# Extrait du texte
Management et prévention

Validité du paiement des lettres de change en période suspecte

Cour de cassation, chambre commerciale, 28 janvier 2004, arrêt no217 FS-P + B.

Lors de l’ouverture du redressement d’un commerçant, l’administrateur et le représentant des créanciers agissent en nullité du paiement d’une lettre de change présentée par un fournisseur lors de la période suspecte.

QUESTION Le paiement d’une lettre de change fait en période suspecte est-il nul ?

REPONSE Non. Même si une lettre de change n’a pas circulé, son paiement en période suspecte par le débiteur déjà en cessation des paiements ne peut être remis en cause.

# Données fournies
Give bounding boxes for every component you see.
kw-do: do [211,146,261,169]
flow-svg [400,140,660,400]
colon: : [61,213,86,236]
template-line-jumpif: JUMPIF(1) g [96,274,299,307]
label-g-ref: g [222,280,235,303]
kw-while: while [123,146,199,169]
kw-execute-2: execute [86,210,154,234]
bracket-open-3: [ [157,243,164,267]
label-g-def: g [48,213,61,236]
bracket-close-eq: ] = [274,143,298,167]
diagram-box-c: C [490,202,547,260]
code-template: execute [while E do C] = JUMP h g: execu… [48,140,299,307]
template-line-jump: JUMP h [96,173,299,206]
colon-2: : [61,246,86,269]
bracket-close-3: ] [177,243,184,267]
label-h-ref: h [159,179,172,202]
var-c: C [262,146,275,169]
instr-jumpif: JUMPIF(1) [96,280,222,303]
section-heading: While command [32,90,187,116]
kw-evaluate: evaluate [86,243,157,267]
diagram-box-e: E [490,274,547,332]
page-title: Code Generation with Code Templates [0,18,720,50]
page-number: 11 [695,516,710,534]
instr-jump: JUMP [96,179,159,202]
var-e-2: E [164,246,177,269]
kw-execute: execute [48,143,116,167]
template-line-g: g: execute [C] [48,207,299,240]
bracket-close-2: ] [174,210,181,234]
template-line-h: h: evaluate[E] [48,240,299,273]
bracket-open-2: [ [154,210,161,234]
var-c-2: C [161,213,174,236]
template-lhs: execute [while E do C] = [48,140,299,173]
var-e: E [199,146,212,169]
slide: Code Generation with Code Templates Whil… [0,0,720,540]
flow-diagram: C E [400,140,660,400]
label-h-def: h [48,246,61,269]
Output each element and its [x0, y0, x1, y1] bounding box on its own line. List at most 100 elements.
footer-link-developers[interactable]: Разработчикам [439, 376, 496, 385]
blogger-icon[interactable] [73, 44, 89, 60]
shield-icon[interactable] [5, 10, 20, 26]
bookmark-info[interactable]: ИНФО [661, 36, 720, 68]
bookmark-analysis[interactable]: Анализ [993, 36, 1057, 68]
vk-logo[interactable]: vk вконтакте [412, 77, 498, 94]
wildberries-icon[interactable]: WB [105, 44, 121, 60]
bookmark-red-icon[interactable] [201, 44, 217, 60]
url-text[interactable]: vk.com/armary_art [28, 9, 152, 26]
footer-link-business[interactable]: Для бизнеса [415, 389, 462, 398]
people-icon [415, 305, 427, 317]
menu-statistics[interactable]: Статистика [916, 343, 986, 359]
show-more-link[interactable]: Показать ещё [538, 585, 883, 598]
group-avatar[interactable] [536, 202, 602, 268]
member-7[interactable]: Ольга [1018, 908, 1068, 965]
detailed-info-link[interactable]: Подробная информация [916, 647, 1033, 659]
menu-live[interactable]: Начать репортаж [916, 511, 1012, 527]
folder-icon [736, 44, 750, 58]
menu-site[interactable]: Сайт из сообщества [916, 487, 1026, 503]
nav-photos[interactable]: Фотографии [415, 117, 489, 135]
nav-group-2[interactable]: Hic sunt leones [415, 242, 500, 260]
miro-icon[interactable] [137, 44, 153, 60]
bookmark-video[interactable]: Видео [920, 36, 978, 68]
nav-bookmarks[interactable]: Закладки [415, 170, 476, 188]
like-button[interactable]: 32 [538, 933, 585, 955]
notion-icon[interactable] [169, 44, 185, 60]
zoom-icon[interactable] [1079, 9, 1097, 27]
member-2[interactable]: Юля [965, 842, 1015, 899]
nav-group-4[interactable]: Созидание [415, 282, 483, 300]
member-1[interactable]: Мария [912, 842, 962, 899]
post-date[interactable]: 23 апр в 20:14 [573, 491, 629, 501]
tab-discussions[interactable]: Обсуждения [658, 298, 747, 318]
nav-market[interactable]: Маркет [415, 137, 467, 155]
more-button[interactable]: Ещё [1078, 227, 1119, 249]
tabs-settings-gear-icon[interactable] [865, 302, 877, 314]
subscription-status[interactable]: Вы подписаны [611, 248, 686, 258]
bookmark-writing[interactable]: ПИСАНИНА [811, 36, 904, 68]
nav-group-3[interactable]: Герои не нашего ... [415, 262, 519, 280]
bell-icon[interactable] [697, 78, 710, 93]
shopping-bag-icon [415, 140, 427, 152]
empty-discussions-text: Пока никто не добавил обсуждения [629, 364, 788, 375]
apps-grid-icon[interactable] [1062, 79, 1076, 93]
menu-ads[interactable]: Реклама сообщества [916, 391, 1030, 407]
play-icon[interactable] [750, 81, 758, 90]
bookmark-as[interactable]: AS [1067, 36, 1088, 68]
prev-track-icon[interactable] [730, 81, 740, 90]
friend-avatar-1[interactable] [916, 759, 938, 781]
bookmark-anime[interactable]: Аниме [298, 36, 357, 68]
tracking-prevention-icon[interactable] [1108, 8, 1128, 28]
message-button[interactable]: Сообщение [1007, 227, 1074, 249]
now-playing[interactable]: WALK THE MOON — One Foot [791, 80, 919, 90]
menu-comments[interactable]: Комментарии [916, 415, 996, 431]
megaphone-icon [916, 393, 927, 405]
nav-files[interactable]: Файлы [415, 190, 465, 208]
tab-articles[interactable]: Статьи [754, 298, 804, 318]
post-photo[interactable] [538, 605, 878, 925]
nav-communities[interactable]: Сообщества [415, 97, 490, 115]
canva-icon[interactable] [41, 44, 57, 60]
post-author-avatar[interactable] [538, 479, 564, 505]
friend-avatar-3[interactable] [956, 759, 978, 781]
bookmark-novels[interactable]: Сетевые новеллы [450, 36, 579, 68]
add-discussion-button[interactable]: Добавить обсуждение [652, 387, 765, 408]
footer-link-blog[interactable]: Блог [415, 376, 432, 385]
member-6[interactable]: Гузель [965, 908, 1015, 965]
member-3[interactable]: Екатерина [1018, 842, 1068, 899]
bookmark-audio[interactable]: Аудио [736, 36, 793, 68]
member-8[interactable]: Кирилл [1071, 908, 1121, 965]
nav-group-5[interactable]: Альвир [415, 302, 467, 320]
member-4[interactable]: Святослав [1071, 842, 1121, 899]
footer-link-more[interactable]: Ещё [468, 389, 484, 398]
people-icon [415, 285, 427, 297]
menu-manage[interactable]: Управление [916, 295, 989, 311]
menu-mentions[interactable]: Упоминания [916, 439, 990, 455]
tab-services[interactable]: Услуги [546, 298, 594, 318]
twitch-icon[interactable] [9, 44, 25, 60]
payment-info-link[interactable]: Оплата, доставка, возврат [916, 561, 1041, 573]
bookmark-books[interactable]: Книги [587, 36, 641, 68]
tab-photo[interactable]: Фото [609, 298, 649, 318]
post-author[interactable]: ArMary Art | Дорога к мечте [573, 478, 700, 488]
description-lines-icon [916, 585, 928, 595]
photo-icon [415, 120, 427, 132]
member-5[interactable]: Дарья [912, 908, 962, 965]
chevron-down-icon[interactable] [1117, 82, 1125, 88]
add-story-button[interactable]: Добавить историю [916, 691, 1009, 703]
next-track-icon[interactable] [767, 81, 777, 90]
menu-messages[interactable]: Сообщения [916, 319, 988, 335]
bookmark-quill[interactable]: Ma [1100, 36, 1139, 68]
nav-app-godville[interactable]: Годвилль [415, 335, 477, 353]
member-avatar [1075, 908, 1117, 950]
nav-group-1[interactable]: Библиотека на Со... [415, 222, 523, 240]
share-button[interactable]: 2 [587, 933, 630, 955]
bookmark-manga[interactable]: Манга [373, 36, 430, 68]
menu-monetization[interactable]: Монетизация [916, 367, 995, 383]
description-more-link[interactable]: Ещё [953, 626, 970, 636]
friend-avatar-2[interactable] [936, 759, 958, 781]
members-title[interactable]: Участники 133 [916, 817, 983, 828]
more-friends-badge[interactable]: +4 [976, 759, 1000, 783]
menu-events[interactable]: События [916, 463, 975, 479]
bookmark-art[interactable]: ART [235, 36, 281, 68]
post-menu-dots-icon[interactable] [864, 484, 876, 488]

# Questions d'étude
A) Indiquez si chacune des affirmations suivantes s'accorde avec l'extrait sur le paiement des lettres de change en période suspecte. Répondez par oui ou par non et citez à l'identique les mots du texte qui tranchent. (i) L'action en nullité est engagée par l'administrateur et le représentant des créanciers. (ii) La décision commentée a été rendue par la chambre sociale de la Cour de cassation. (iii) Selon la réponse, le paiement peut être remis en cause lorsque la lettre de change n'a pas circulé.
B) Poursuivez l'extrait sur le paiement des lettres de change en période suspecte à partir de sa dernière phrase.

# Résultats
A)
(i) Oui : « l’administrateur et le représentant des créanciers agissent en nullité du paiement d’une lettre de change ».
(ii) Non : « Cour de cassation, chambre commerciale, 28 janvier 2004 ».
(iii) Non : « Même si une lettre de change n’a pas circulé, son paiement en période suspecte par le débiteur déjà en cessation des paiements ne peut être remis en cause. »

B)
COMMENTAIRE La solution est classique : en vertu de l’article L. 621-109 du Code de commerce, le paiement d’une lettre de change ne peut être annulé lorsqu’il est fait en période suspecte, c’est-à-dire à une date où le débiteur est déjà en cessation de paiements, mais où aucune procédure n’a été ouverte. La solution vaut aussi pour le paiement de billets à ordre ou de chèques. Une action en rapport contre le tireur est toutefois possible s’il connaissait la cessation des paiements du tiré au jour du tirage. Cette action consiste en la restitution de la somme reçue.